*AIM OF THE EXERCISE*
Return the lines from the line with "day-link[interactable]: day1 (35, 163, 65, 177)" to the line with "504, 300, 519)", both included, exactly as they appear in the data.

*TASK INPUT*

* Start *

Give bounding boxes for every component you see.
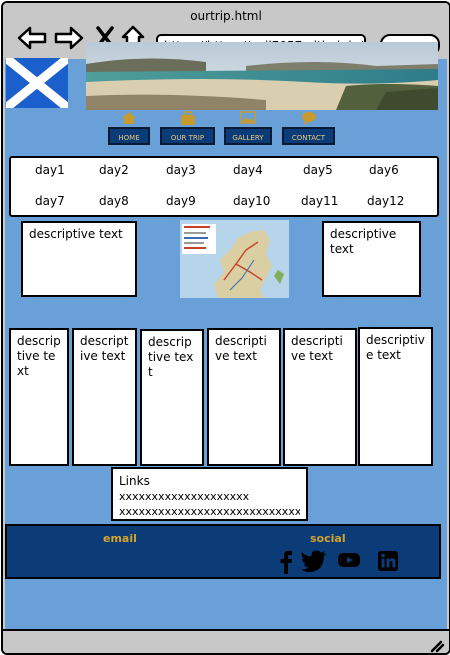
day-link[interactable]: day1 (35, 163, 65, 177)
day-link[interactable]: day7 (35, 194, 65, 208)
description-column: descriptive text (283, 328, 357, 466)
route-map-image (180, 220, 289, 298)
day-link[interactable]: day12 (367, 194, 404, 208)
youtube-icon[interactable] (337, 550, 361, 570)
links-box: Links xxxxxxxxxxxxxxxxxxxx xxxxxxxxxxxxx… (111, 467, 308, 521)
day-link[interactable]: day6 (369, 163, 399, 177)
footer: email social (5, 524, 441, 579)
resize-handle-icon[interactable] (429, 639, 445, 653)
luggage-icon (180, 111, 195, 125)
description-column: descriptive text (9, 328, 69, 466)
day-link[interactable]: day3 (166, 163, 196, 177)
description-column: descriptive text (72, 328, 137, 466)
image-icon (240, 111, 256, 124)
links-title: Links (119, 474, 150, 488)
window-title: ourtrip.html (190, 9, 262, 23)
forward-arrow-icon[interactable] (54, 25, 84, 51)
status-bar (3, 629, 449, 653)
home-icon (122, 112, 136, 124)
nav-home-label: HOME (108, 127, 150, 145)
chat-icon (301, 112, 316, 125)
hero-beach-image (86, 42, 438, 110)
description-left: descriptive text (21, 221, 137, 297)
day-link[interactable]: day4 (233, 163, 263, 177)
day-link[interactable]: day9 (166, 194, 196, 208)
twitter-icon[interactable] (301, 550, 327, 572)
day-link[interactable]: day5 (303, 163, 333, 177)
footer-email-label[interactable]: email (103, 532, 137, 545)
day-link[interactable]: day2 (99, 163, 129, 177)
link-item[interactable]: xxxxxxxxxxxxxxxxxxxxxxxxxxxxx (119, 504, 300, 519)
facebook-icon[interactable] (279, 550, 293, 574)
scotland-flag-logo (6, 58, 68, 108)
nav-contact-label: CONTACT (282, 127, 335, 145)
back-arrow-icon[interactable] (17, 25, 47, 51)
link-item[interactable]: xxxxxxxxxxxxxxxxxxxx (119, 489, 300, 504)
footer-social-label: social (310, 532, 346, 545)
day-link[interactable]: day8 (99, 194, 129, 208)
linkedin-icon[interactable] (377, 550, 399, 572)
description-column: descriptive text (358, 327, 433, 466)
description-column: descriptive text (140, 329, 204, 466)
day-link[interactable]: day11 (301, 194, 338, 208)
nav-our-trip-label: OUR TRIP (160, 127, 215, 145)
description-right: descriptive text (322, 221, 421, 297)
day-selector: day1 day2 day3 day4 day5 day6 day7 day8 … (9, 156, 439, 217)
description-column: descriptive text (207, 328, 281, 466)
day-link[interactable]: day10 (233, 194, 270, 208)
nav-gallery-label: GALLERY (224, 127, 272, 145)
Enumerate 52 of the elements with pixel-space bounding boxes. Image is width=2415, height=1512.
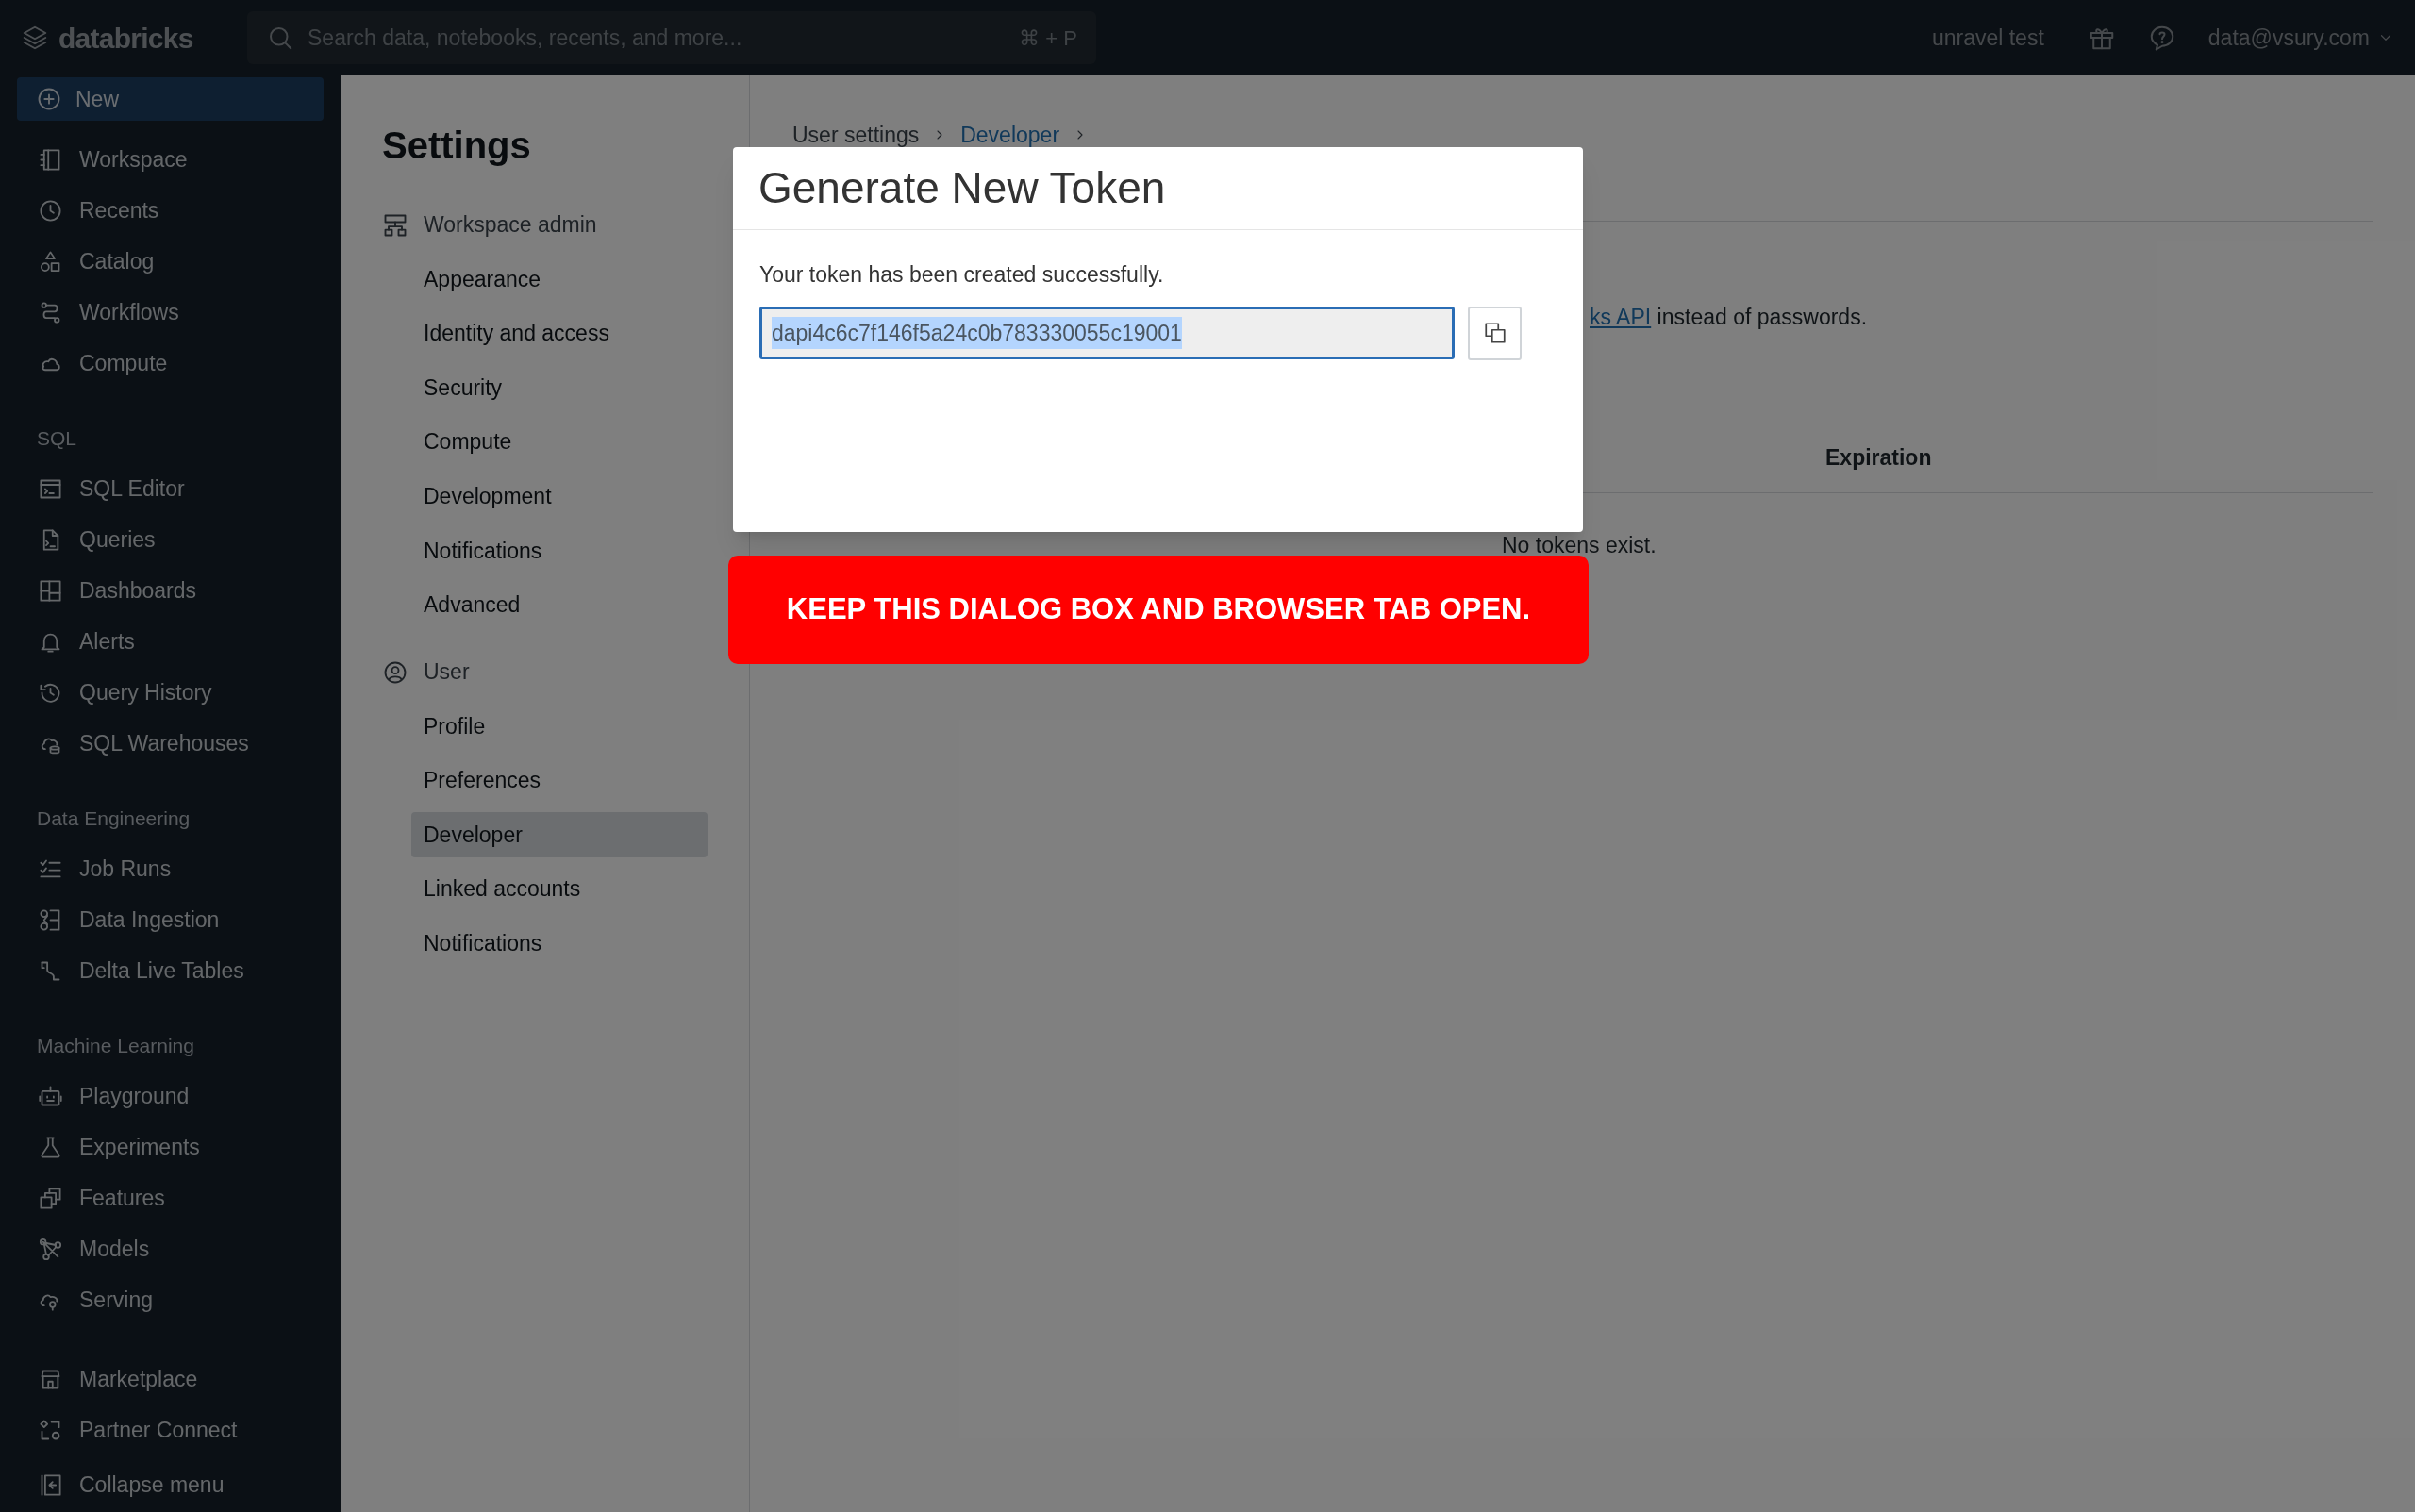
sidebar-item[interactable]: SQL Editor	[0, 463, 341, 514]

* End *

*TASK RESPONSE*
day-link[interactable]: day1 (35, 163, 65, 177)
day-link[interactable]: day7 (35, 194, 65, 208)
description-column: descriptive text (283, 328, 357, 466)
route-map-image (180, 220, 289, 298)
day-link[interactable]: day12 (367, 194, 404, 208)
youtube-icon[interactable] (337, 550, 361, 570)
links-box: Links xxxxxxxxxxxxxxxxxxxx xxxxxxxxxxxxx… (111, 467, 308, 521)
day-link[interactable]: day6 (369, 163, 399, 177)
footer: email social (5, 524, 441, 579)
resize-handle-icon[interactable] (429, 639, 445, 653)
luggage-icon (180, 111, 195, 125)
description-column: descriptive text (9, 328, 69, 466)
day-link[interactable]: day3 (166, 163, 196, 177)
description-column: descriptive text (72, 328, 137, 466)
image-icon (240, 111, 256, 124)
links-title: Links (119, 474, 150, 488)
window-title: ourtrip.html (190, 9, 262, 23)
forward-arrow-icon[interactable] (54, 25, 84, 51)
status-bar (3, 629, 449, 653)
home-icon (122, 112, 136, 124)
nav-home-label: HOME (108, 127, 150, 145)
chat-icon (301, 112, 316, 125)
hero-beach-image (86, 42, 438, 110)
description-left: descriptive text (21, 221, 137, 297)
day-link[interactable]: day4 (233, 163, 263, 177)
day-link[interactable]: day9 (166, 194, 196, 208)
twitter-icon[interactable] (301, 550, 327, 572)
day-link[interactable]: day5 (303, 163, 333, 177)
footer-email-label[interactable]: email (103, 532, 137, 545)
day-link[interactable]: day2 (99, 163, 129, 177)
link-item[interactable]: xxxxxxxxxxxxxxxxxxxxxxxxxxxxx (119, 504, 300, 519)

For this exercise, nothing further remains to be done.